Determine the number of lines holding the word "виды"; answer with that number only.

--- Start of Data for this task ---

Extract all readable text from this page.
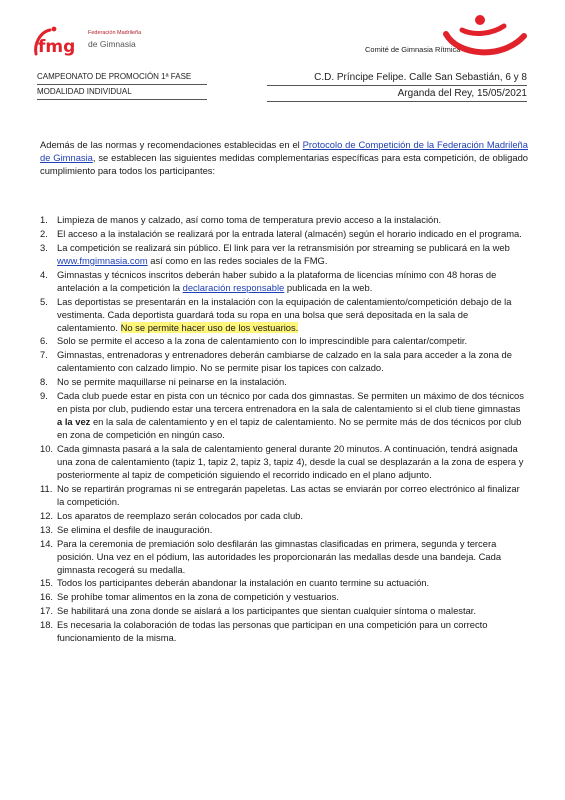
fmg
Federación Madrileña
de Gimnasia
Comité de Gimnasia Rítmica
CAMPEONATO DE PROMOCIÓN 1ª FASE
MODALIDAD INDIVIDUAL
C.D. Príncipe Felipe. Calle San Sebastián, 6 y 8
Arganda del Rey, 15/05/2021
Además de las normas y recomendaciones establecidas en el Protocolo de Competición de la Federación Madrileña de Gimnasia, se establecen las siguientes medidas complementarias específicas para esta competición, de obligado cumplimiento para todos los participantes:
1. Limpieza de manos y calzado, así como toma de temperatura previo acceso a la instalación.
2. El acceso a la instalación se realizará por la entrada lateral (almacén) según el horario indicado en el programa.
3. La competición se realizará sin público. El link para ver la retransmisión por streaming se publicará en la web www.fmgimnasia.com así como en las redes sociales de la FMG.
4. Gimnastas y técnicos inscritos deberán haber subido a la plataforma de licencias mínimo con 48 horas de antelación a la competición la declaración responsable publicada en la web.
5. Las deportistas se presentarán en la instalación con la equipación de calentamiento/competición debajo de la vestimenta. Cada deportista guardará toda su ropa en una bolsa que será depositada en la sala de calentamiento. No se permite hacer uso de los vestuarios.
6. Solo se permite el acceso a la zona de calentamiento con lo imprescindible para calentar/competir.
7. Gimnastas, entrenadoras y entrenadores deberán cambiarse de calzado en la sala para acceder a la zona de calentamiento con calzado limpio. No se permite pisar los tapices con calzado.
8. No se permite maquillarse ni peinarse en la instalación.
9. Cada club puede estar en pista con un técnico por cada dos gimnastas. Se permiten un máximo de dos técnicos en pista por club, pudiendo estar una tercera entrenadora en la sala de calentamiento si el club tiene gimnastas a la vez en la sala de calentamiento y en el tapiz de calentamiento. No se permite más de dos técnicos por club en zona de competición en ningún caso.
10. Cada gimnasta pasará a la sala de calentamiento general durante 20 minutos. A continuación, tendrá asignada una zona de calentamiento (tapiz 1, tapiz 2, tapiz 3, tapiz 4), desde la cual se desplazarán a la zona de espera y posteriormente al tapiz de competición siguiendo el recorrido indicado en el plano adjunto.
11. No se repartirán programas ni se entregarán papeletas. Las actas se enviarán por correo electrónico al finalizar la competición.
12. Los aparatos de reemplazo serán colocados por cada club.
13. Se elimina el desfile de inauguración.
14. Para la ceremonia de premiación solo desfilarán las gimnastas clasificadas en primera, segunda y tercera posición. Una vez en el pódium, las autoridades les proporcionarán las medallas desde una bandeja. Cada gimnasta recogerá su medalla.
15. Todos los participantes deberán abandonar la instalación en cuanto termine su actuación.
16. Se prohíbe tomar alimentos en la zona de competición y vestuarios.
17. Se habilitará una zona donde se aislará a los participantes que sientan cualquier síntoma o malestar.
18. Es necesaria la colaboración de todas las personas que participan en una competición para un correcto funcionamiento de la misma.
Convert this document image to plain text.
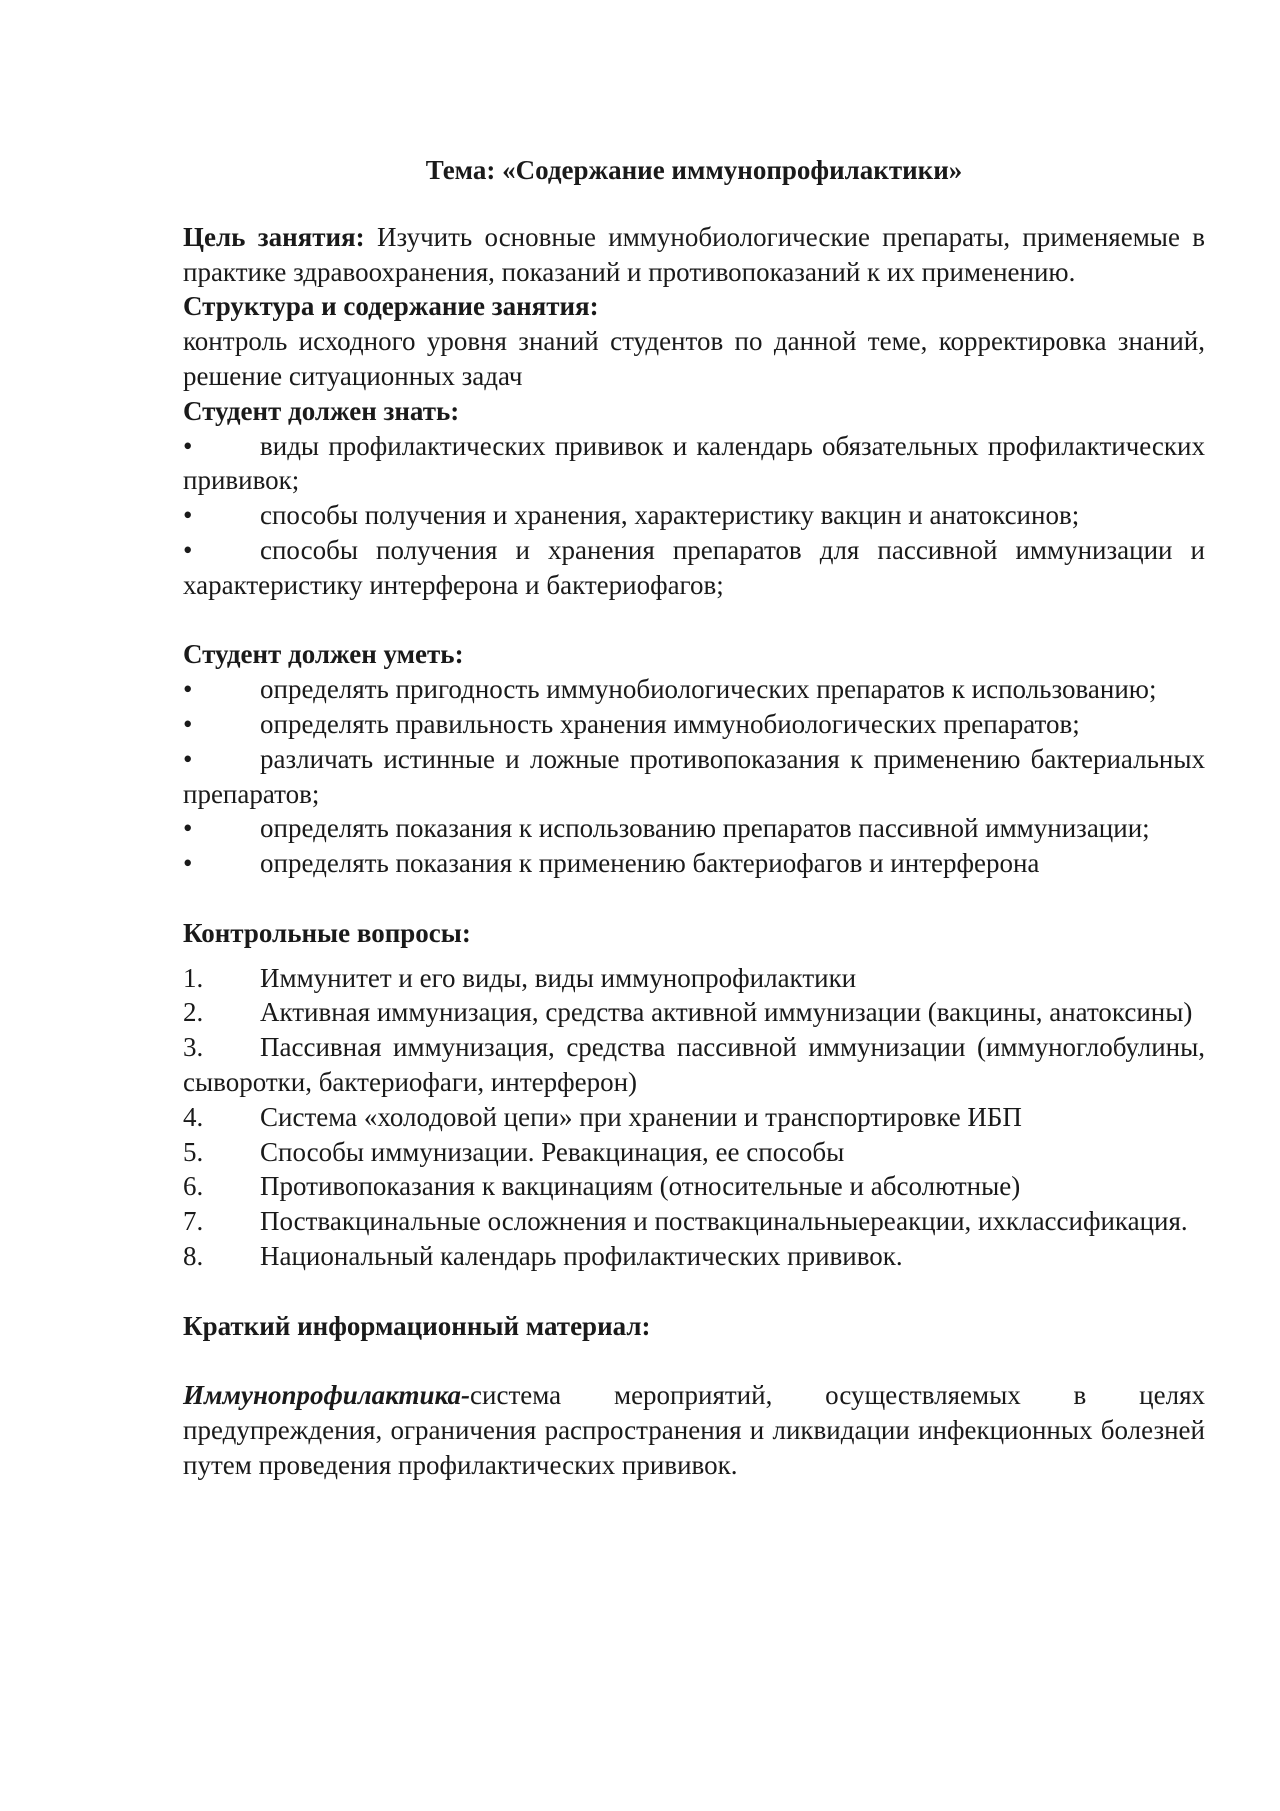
Тема: «Содержание иммунопрофилактики»

Цель занятия: Изучить основные иммунобиологические препараты, применяемые в практике здравоохранения, показаний и противопоказаний к их применению.

Структура и содержание занятия:

контроль исходного уровня знаний студентов по данной теме, корректировка знаний, решение ситуационных задач

Студент должен знать:
•	виды профилактических прививок и календарь обязательных профилактических прививок;
•	способы получения и хранения, характеристику вакцин и анатоксинов;
•	способы получения и хранения препаратов для пассивной иммунизации и характеристику интерферона и бактериофагов;
Студент должен уметь:
•	определять пригодность иммунобиологических препаратов к использованию;
•	определять правильность хранения иммунобиологических препаратов;
•	различать истинные и ложные противопоказания к применению бактериальных препаратов;
•	определять показания к использованию препаратов пассивной иммунизации;
•	определять показания к применению бактериофагов и интерферона
Контрольные вопросы:
1. Иммунитет и его виды, виды иммунопрофилактики
2. Активная иммунизация, средства активной иммунизации (вакцины, анатоксины)
3. Пассивная иммунизация, средства пассивной иммунизации (иммуноглобулины, сыворотки, бактериофаги, интерферон)
4. Система «холодовой цепи» при хранении и транспортировке ИБП
5. Способы иммунизации. Ревакцинация, ее способы
6. Противопоказания к вакцинациям (относительные и абсолютные)
7. Поствакцинальные осложнения и поствакцинальныереакции, ихклассификация.
8. Национальный календарь профилактических прививок.
Краткий информационный материал:

Иммунопрофилактика-система мероприятий, осуществляемых в целях предупреждения, ограничения распространения и ликвидации инфекционных болезней путем проведения профилактических прививок.
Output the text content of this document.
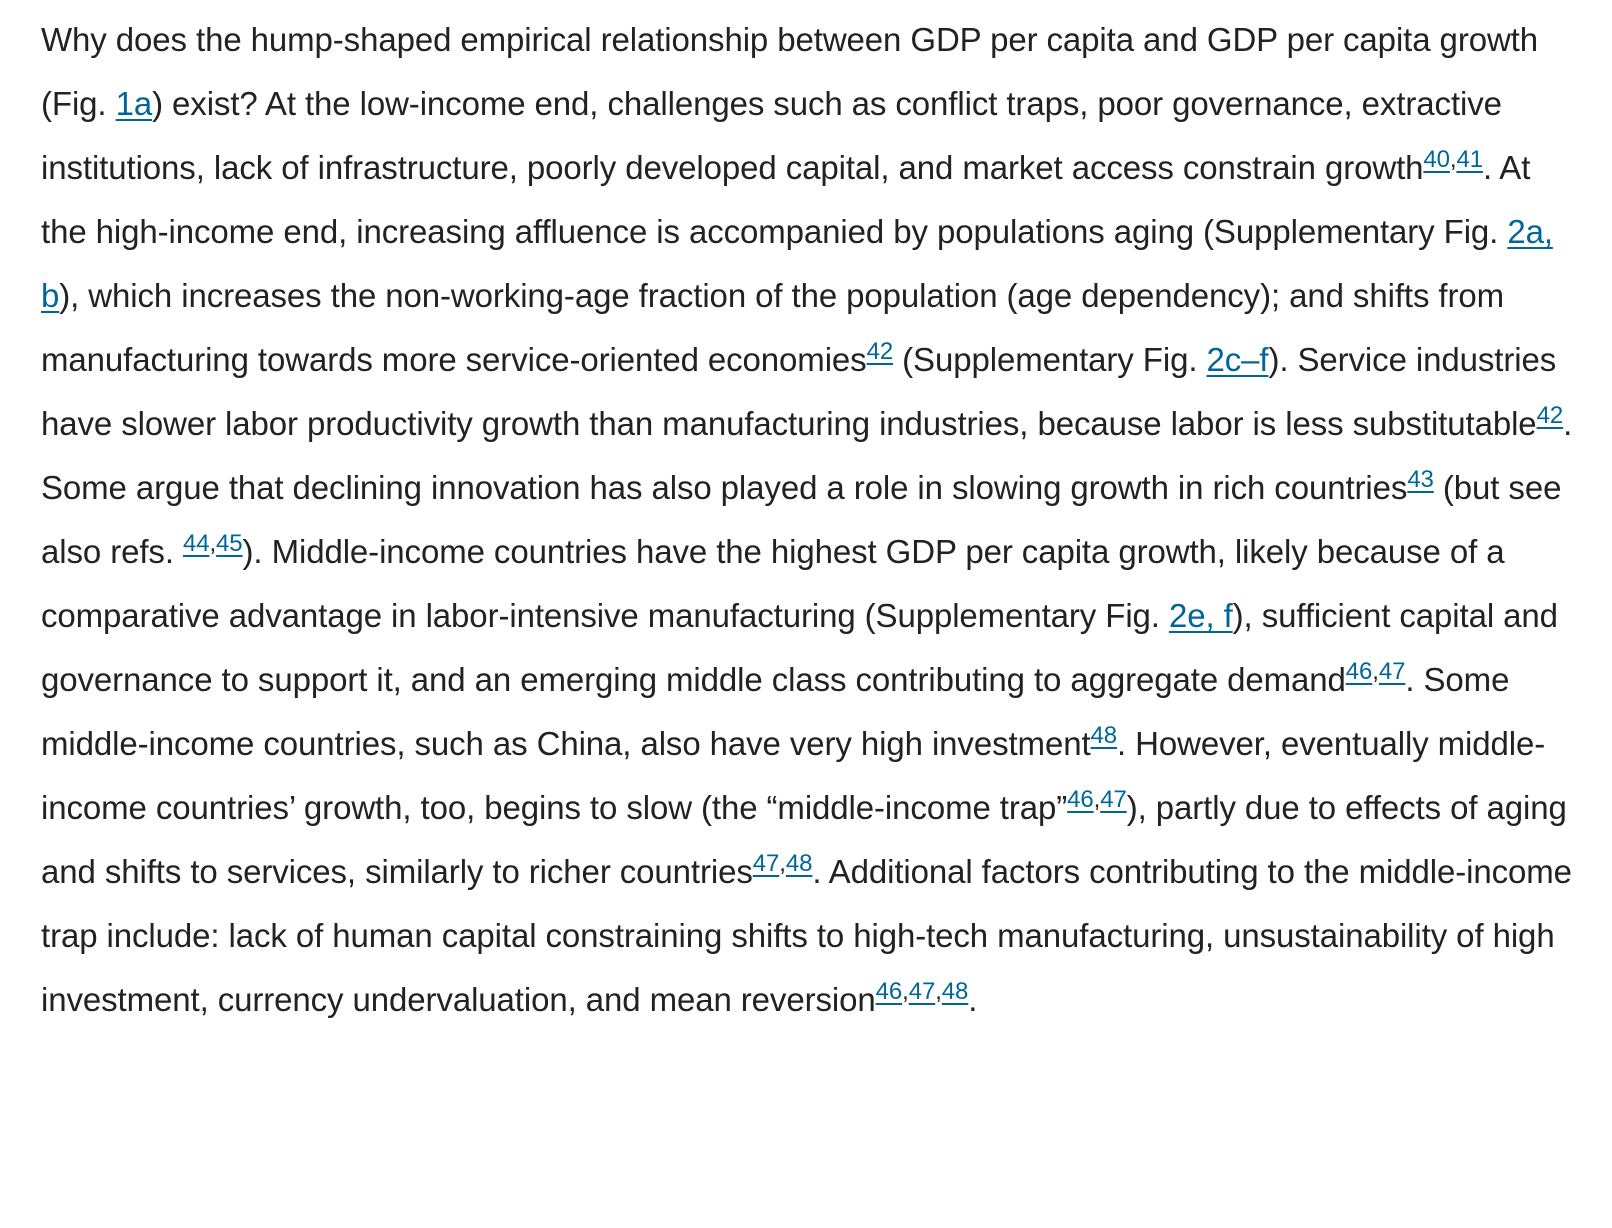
Why does the hump-shaped empirical relationship between GDP per capita and GDP per capita growth (Fig. 1a) exist? At the low-income end, challenges such as conflict traps, poor governance, extractive institutions, lack of infrastructure, poorly developed capital, and market access constrain growth$^{40,41}$. At the high-income end, increasing affluence is accompanied by populations aging (Supplementary Fig. 2a, b), which increases the non-working-age fraction of the population (age dependency); and shifts from manufacturing towards more service-oriented economies$^{42}$ (Supplementary Fig. 2c–f). Service industries have slower labor productivity growth than manufacturing industries, because labor is less substitutable$^{42}$. Some argue that declining innovation has also played a role in slowing growth in rich countries$^{43}$ (but see also refs. $^{44,45}$). Middle-income countries have the highest GDP per capita growth, likely because of a comparative advantage in labor-intensive manufacturing (Supplementary Fig. 2e, f), sufficient capital and governance to support it, and an emerging middle class contributing to aggregate demand$^{46,47}$. Some middle-income countries, such as China, also have very high investment$^{48}$. However, eventually middle-income countries’ growth, too, begins to slow (the “middle-income trap”$^{46,47}$), partly due to effects of aging and shifts to services, similarly to richer countries$^{47,48}$. Additional factors contributing to the middle-income trap include: lack of human capital constraining shifts to high-tech manufacturing, unsustainability of high investment, currency undervaluation, and mean reversion$^{46,47,48}$.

--- End of Data for this task ---

## Response to the task
2